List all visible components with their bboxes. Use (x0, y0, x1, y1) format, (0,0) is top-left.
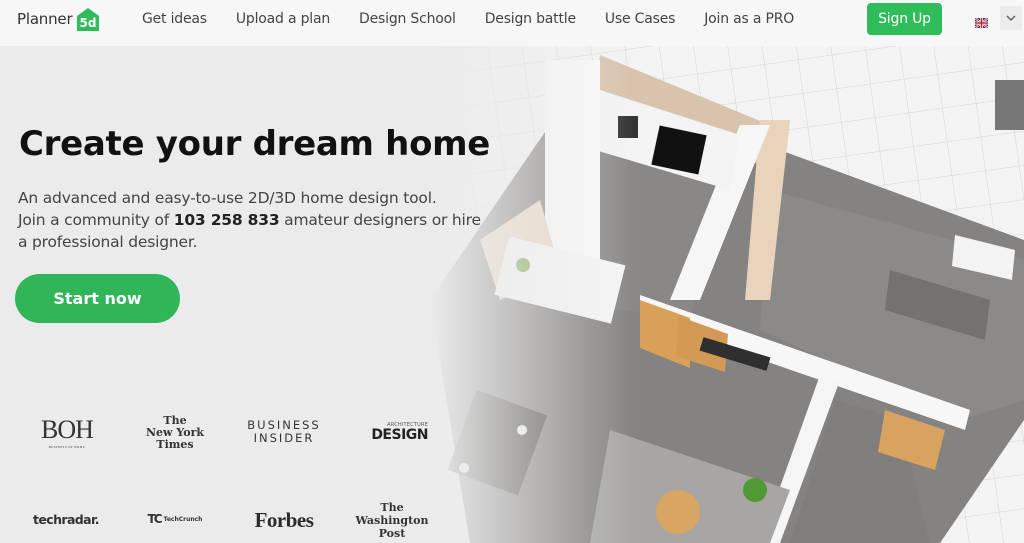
wapo-line: Post (378, 526, 406, 540)
techcrunch-mark-icon: TC (147, 512, 163, 526)
techradar-logo: techradar. (33, 511, 99, 527)
hero-description: An advanced and easy-to-use 2D/3D home d… (18, 187, 488, 253)
nav-links: Get ideas Upload a plan Design School De… (142, 0, 823, 38)
wapo-line: The (380, 500, 404, 514)
start-now-button[interactable]: Start now (15, 274, 180, 323)
techcrunch-logo: TC TechCrunch (140, 511, 210, 527)
top-nav: Planner 5d Get ideas Upload a plan Desig… (0, 0, 1024, 46)
bi-line: INSIDER (253, 431, 315, 445)
hero-desc-text: amateur designers or hire (279, 211, 481, 229)
nav-link-use-cases[interactable]: Use Cases (605, 11, 676, 27)
business-insider-logo: BUSINESS INSIDER (247, 419, 321, 445)
hero-desc-line-1: An advanced and easy-to-use 2D/3D home d… (18, 189, 437, 207)
logo-house-icon: 5d (75, 6, 101, 32)
architecture-design-logo: ARCHITECTURE DESIGN (358, 421, 428, 443)
hero-title: Create your dream home (19, 124, 491, 164)
hero-desc-text: Join a community of (18, 211, 174, 229)
hero-desc-line-3: a professional designer. (18, 233, 198, 251)
nav-link-design-school[interactable]: Design School (359, 11, 456, 27)
chevron-down-icon (1006, 15, 1016, 21)
logo-text: Planner (17, 10, 73, 28)
hero-desc-line-2: Join a community of 103 258 833 amateur … (18, 209, 488, 231)
forbes-logo: Forbes (254, 507, 314, 532)
logo-badge: 5d (80, 16, 97, 30)
ad-large-text: DESIGN (371, 427, 428, 443)
language-dropdown-toggle[interactable] (1000, 6, 1022, 30)
nav-link-upload-plan[interactable]: Upload a plan (236, 11, 330, 27)
nav-link-design-battle[interactable]: Design battle (485, 11, 576, 27)
techcrunch-text: TechCrunch (163, 515, 203, 523)
nyt-line: Times (156, 438, 194, 451)
nav-link-get-ideas[interactable]: Get ideas (142, 11, 207, 27)
hero-section: Create your dream home (19, 124, 490, 164)
sign-up-button[interactable]: Sign Up (867, 3, 942, 35)
uk-flag-icon[interactable] (974, 13, 989, 29)
boh-logo-subtext: BUSINESS OF HOME (48, 445, 86, 449)
user-count: 103 258 833 (173, 211, 280, 229)
boh-logo: BOH BUSINESS OF HOME (32, 414, 102, 450)
planner5d-logo[interactable]: Planner 5d (17, 4, 101, 34)
nav-link-join-pro[interactable]: Join as a PRO (704, 11, 794, 27)
boh-logo-text: BOH (41, 415, 94, 444)
wapo-line: Washington (355, 513, 429, 527)
washington-post-logo: The Washington Post (355, 498, 429, 542)
nytimes-logo: The New York Times (145, 412, 205, 454)
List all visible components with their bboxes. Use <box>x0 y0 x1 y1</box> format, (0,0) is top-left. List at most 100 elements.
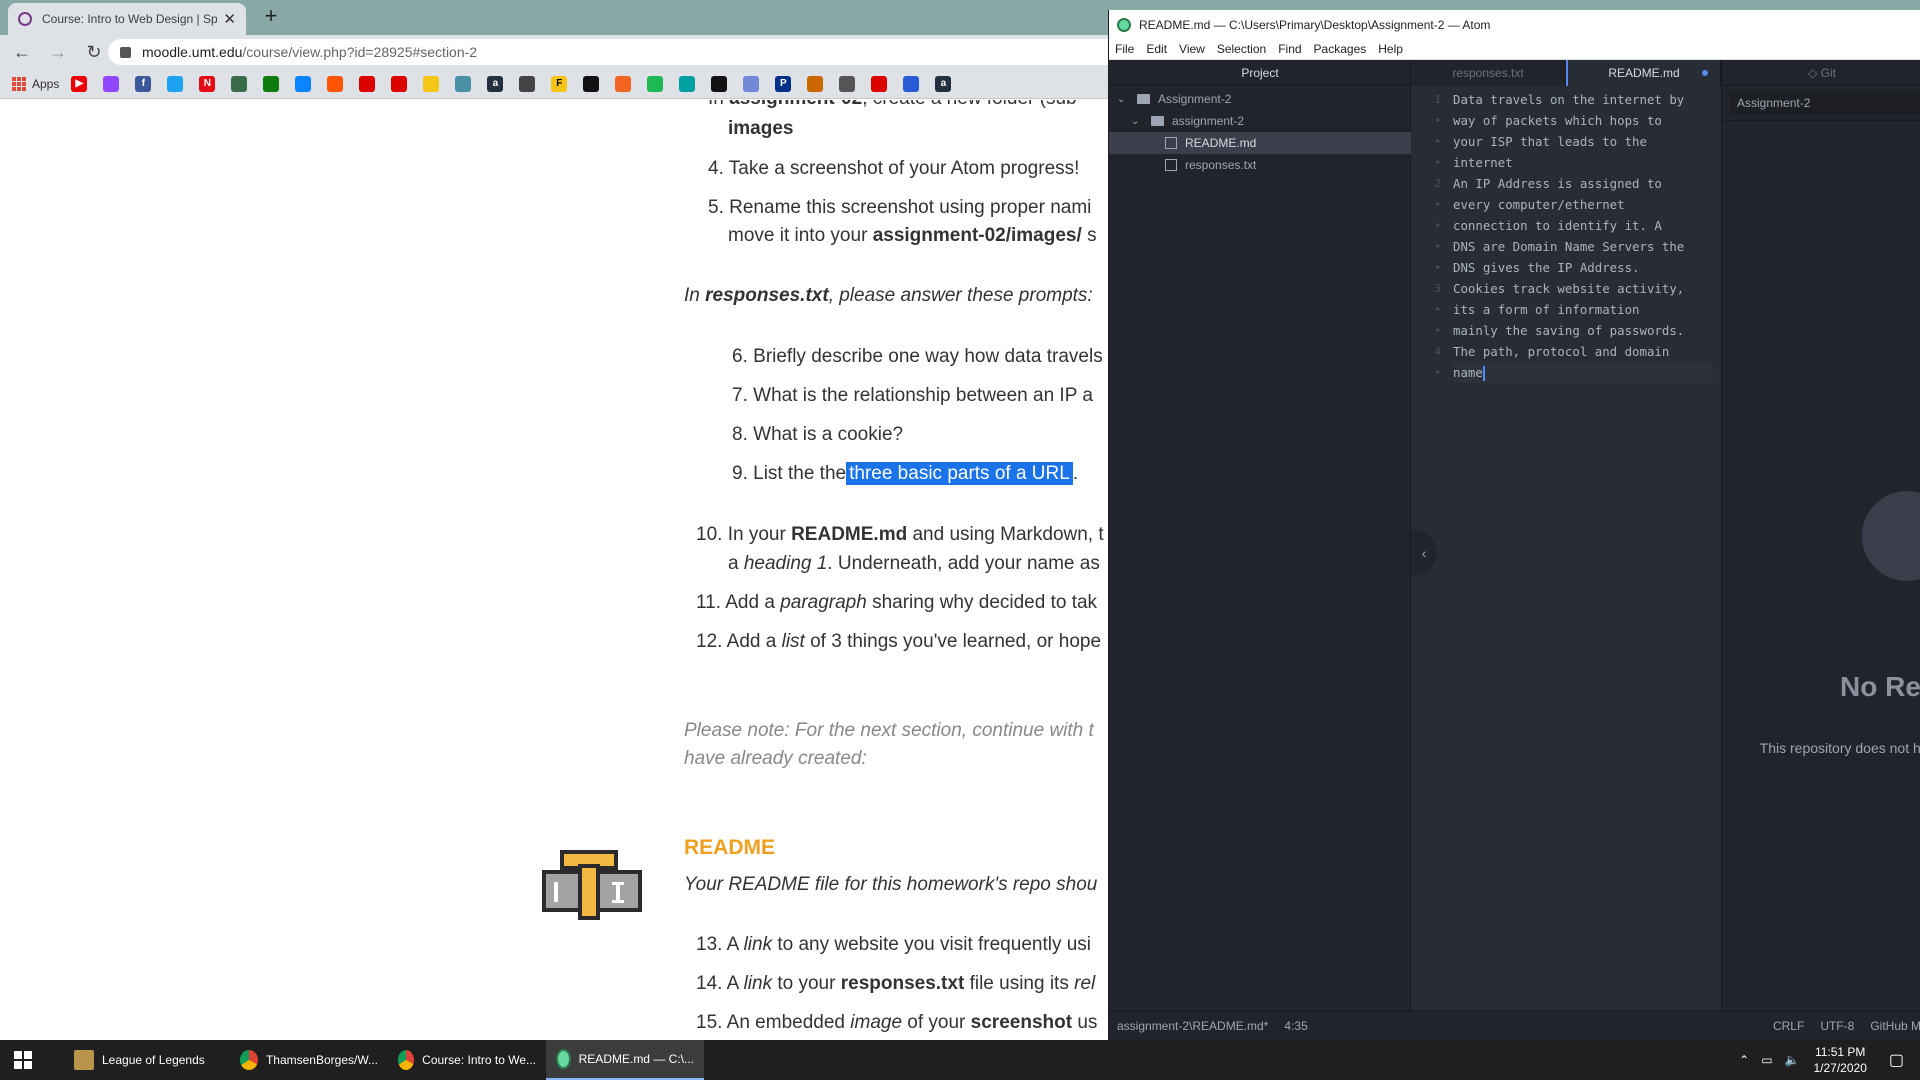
status-encoding[interactable]: UTF-8 <box>1820 1019 1854 1033</box>
atom-window-title: README.md — C:\Users\Primary\Desktop\Ass… <box>1139 17 1491 32</box>
back-icon[interactable]: ← <box>8 38 36 66</box>
bookmark-icon[interactable] <box>295 75 312 92</box>
amazon-bookmark-icon[interactable]: a <box>935 75 952 92</box>
espn-bookmark-icon[interactable] <box>359 75 376 92</box>
line-number: 3 <box>1434 282 1441 295</box>
bookmark-icon[interactable] <box>807 75 824 92</box>
bookmark-icon[interactable] <box>839 75 856 92</box>
line-number: • <box>1434 198 1441 211</box>
menu-selection[interactable]: Selection <box>1211 42 1272 56</box>
editor-pane: responses.txt README.md 1 • • • 2 • • • • 3 • • 4 • D… <box>1411 60 1721 1010</box>
spotify-bookmark-icon[interactable] <box>647 75 664 92</box>
twitter-bookmark-icon[interactable] <box>167 75 184 92</box>
github-octocat-icon <box>1862 491 1920 581</box>
status-line-ending[interactable]: CRLF <box>1773 1019 1804 1033</box>
twitch-bookmark-icon[interactable] <box>103 75 120 92</box>
windows-start-button[interactable] <box>0 1040 46 1080</box>
chrome-icon <box>398 1050 415 1070</box>
menu-file[interactable]: File <box>1109 42 1140 56</box>
tab-readme-md[interactable]: README.md <box>1566 60 1721 86</box>
windows-taskbar: League of Legends ThamsenBorges/W... Cou… <box>0 1040 1920 1080</box>
reload-icon[interactable]: ↻ <box>80 38 108 66</box>
apps-bookmark-label[interactable]: Apps <box>32 77 59 91</box>
browser-tab-title: Course: Intro to Web Design | Sp <box>42 12 218 26</box>
power-bookmark-icon[interactable] <box>711 75 728 92</box>
list-item: 7. What is the relationship between an I… <box>732 385 1093 406</box>
notifications-icon[interactable]: ▢ <box>1889 1050 1904 1070</box>
taskbar-item-chrome-course[interactable]: Course: Intro to We... <box>388 1040 546 1080</box>
status-cursor-position[interactable]: 4:35 <box>1284 1019 1307 1033</box>
bookmark-icon[interactable] <box>583 75 600 92</box>
taskbar-item-chrome-github[interactable]: ThamsenBorges/W... <box>230 1040 388 1080</box>
git-tab[interactable]: ◇ Git <box>1722 60 1920 86</box>
menu-find[interactable]: Find <box>1272 42 1307 56</box>
code-line[interactable]: DNS are Domain Name Servers the <box>1453 236 1713 257</box>
bookmark-icon[interactable]: F <box>551 75 568 92</box>
code-line[interactable]: An IP Address is assigned to <box>1453 173 1713 194</box>
facebook-bookmark-icon[interactable]: f <box>135 75 152 92</box>
netflix-bookmark-icon[interactable]: N <box>199 75 216 92</box>
bookmark-icon[interactable] <box>871 75 888 92</box>
status-github[interactable]: GitHub M <box>1870 1019 1920 1033</box>
code-line[interactable]: way of packets which hops to <box>1453 110 1713 131</box>
menu-help[interactable]: Help <box>1372 42 1409 56</box>
atom-icon <box>556 1049 571 1069</box>
code-line[interactable]: Data travels on the internet by <box>1453 89 1713 110</box>
menu-packages[interactable]: Packages <box>1308 42 1373 56</box>
bookmark-icon[interactable] <box>903 75 920 92</box>
taskbar-clock[interactable]: 11:51 PM 1/27/2020 <box>1813 1044 1866 1076</box>
chevron-up-icon[interactable]: ⌃ <box>1739 1053 1749 1067</box>
list-item: a heading 1. Underneath, add your name a… <box>728 553 1100 574</box>
code-line[interactable]: The path, protocol and domain <box>1453 341 1713 362</box>
browser-tab[interactable]: Course: Intro to Web Design | Sp ✕ <box>8 3 246 35</box>
code-line[interactable]: name <box>1453 362 1713 383</box>
new-tab-button[interactable]: + <box>258 3 284 29</box>
status-file-path[interactable]: assignment-2\README.md* <box>1117 1019 1268 1033</box>
list-item: 8. What is a cookie? <box>732 424 904 445</box>
code-line[interactable]: every computer/ethernet <box>1453 194 1713 215</box>
tree-file-readme[interactable]: README.md <box>1109 132 1411 154</box>
tree-folder-root[interactable]: ⌄ Assignment-2 <box>1109 88 1411 110</box>
bookmark-icon[interactable] <box>679 75 696 92</box>
menu-edit[interactable]: Edit <box>1140 42 1173 56</box>
bookmark-icon[interactable] <box>231 75 248 92</box>
tree-folder[interactable]: ⌄ assignment-2 <box>1109 110 1411 132</box>
amazon-bookmark-icon[interactable]: a <box>487 75 504 92</box>
menu-view[interactable]: View <box>1173 42 1211 56</box>
git-branch-input[interactable]: Assignment-2 <box>1730 92 1920 114</box>
code-line[interactable]: your ISP that leads to the <box>1453 131 1713 152</box>
code-line[interactable]: DNS gives the IP Address. <box>1453 257 1713 278</box>
bookmark-icon[interactable] <box>455 75 472 92</box>
paypal-bookmark-icon[interactable]: P <box>775 75 792 92</box>
code-line[interactable]: its a form of information <box>1453 299 1713 320</box>
text-selection[interactable]: three basic parts of a URL <box>846 462 1073 485</box>
apps-grid-icon[interactable] <box>12 76 26 91</box>
network-icon[interactable]: ▭ <box>1761 1053 1772 1067</box>
taskbar-item-league[interactable]: League of Legends <box>64 1040 230 1080</box>
xbox-bookmark-icon[interactable] <box>263 75 280 92</box>
bookmark-icon[interactable] <box>615 75 632 92</box>
bookmark-icon[interactable] <box>423 75 440 92</box>
tree-file-responses[interactable]: responses.txt <box>1109 154 1411 176</box>
code-line[interactable]: connection to identify it. A <box>1453 215 1713 236</box>
discord-bookmark-icon[interactable] <box>743 75 760 92</box>
list-item: 12. Add a list of 3 things you've learne… <box>696 631 1102 652</box>
youtube-bookmark-icon[interactable]: ▶ <box>71 75 88 92</box>
soundcloud-bookmark-icon[interactable] <box>327 75 344 92</box>
espn-bookmark-icon[interactable] <box>391 75 408 92</box>
code-line[interactable]: internet <box>1453 152 1713 173</box>
code-line[interactable]: mainly the saving of passwords. <box>1453 320 1713 341</box>
close-tab-icon[interactable]: ✕ <box>223 10 236 28</box>
volume-icon[interactable]: 🔈 <box>1785 1053 1800 1067</box>
code-line[interactable]: Cookies track website activity, <box>1453 278 1713 299</box>
lock-icon <box>120 46 131 58</box>
bookmark-icon[interactable] <box>519 75 536 92</box>
tab-responses-txt[interactable]: responses.txt <box>1411 60 1566 86</box>
no-repository-title: No Re <box>1840 671 1920 702</box>
atom-title-bar[interactable]: README.md — C:\Users\Primary\Desktop\Ass… <box>1109 10 1920 39</box>
taskbar-item-atom[interactable]: README.md — C:\... <box>546 1040 704 1080</box>
forward-icon[interactable]: → <box>44 38 72 66</box>
readme-section-heading: README <box>684 836 776 859</box>
list-item: 6. Briefly describe one way how data tra… <box>732 346 1103 367</box>
project-panel-header[interactable]: Project <box>1109 60 1411 86</box>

# [WRITTEN TASK]
Can you return, unchanged, the lines of the items from the one containing "status-encoding[interactable]: UTF-8 <box>1820" through the one containing "bookmark-icon[interactable] <box>583 75", with both of those lines included?

# [THE COMPLETED TASK]
status-encoding[interactable]: UTF-8 <box>1820 1019 1854 1033</box>
atom-window-title: README.md — C:\Users\Primary\Desktop\Ass… <box>1139 17 1491 32</box>
back-icon[interactable]: ← <box>8 38 36 66</box>
bookmark-icon[interactable] <box>295 75 312 92</box>
amazon-bookmark-icon[interactable]: a <box>935 75 952 92</box>
espn-bookmark-icon[interactable] <box>359 75 376 92</box>
line-number: 3 <box>1434 282 1441 295</box>
bookmark-icon[interactable] <box>807 75 824 92</box>
bookmark-icon[interactable] <box>839 75 856 92</box>
line-number: • <box>1434 198 1441 211</box>
menu-selection[interactable]: Selection <box>1211 42 1272 56</box>
editor-pane: responses.txt README.md 1 • • • 2 • • • • 3 • • 4 • D… <box>1411 60 1721 1010</box>
spotify-bookmark-icon[interactable] <box>647 75 664 92</box>
twitter-bookmark-icon[interactable] <box>167 75 184 92</box>
github-octocat-icon <box>1862 491 1920 581</box>
status-line-ending[interactable]: CRLF <box>1773 1019 1804 1033</box>
twitch-bookmark-icon[interactable] <box>103 75 120 92</box>
windows-start-button[interactable] <box>0 1040 46 1080</box>
chrome-icon <box>398 1050 415 1070</box>
menu-file[interactable]: File <box>1109 42 1140 56</box>
tab-readme-md[interactable]: README.md <box>1566 60 1721 86</box>
windows-taskbar: League of Legends ThamsenBorges/W... Cou… <box>0 1040 1920 1080</box>
reload-icon[interactable]: ↻ <box>80 38 108 66</box>
apps-bookmark-label[interactable]: Apps <box>32 77 59 91</box>
browser-tab-title: Course: Intro to Web Design | Sp <box>42 12 218 26</box>
power-bookmark-icon[interactable] <box>711 75 728 92</box>
list-item: 7. What is the relationship between an I… <box>732 385 1093 406</box>
notifications-icon[interactable]: ▢ <box>1889 1050 1904 1070</box>
taskbar-item-chrome-course[interactable]: Course: Intro to We... <box>388 1040 546 1080</box>
status-cursor-position[interactable]: 4:35 <box>1284 1019 1307 1033</box>
bookmark-icon[interactable] <box>583 75 600 92</box>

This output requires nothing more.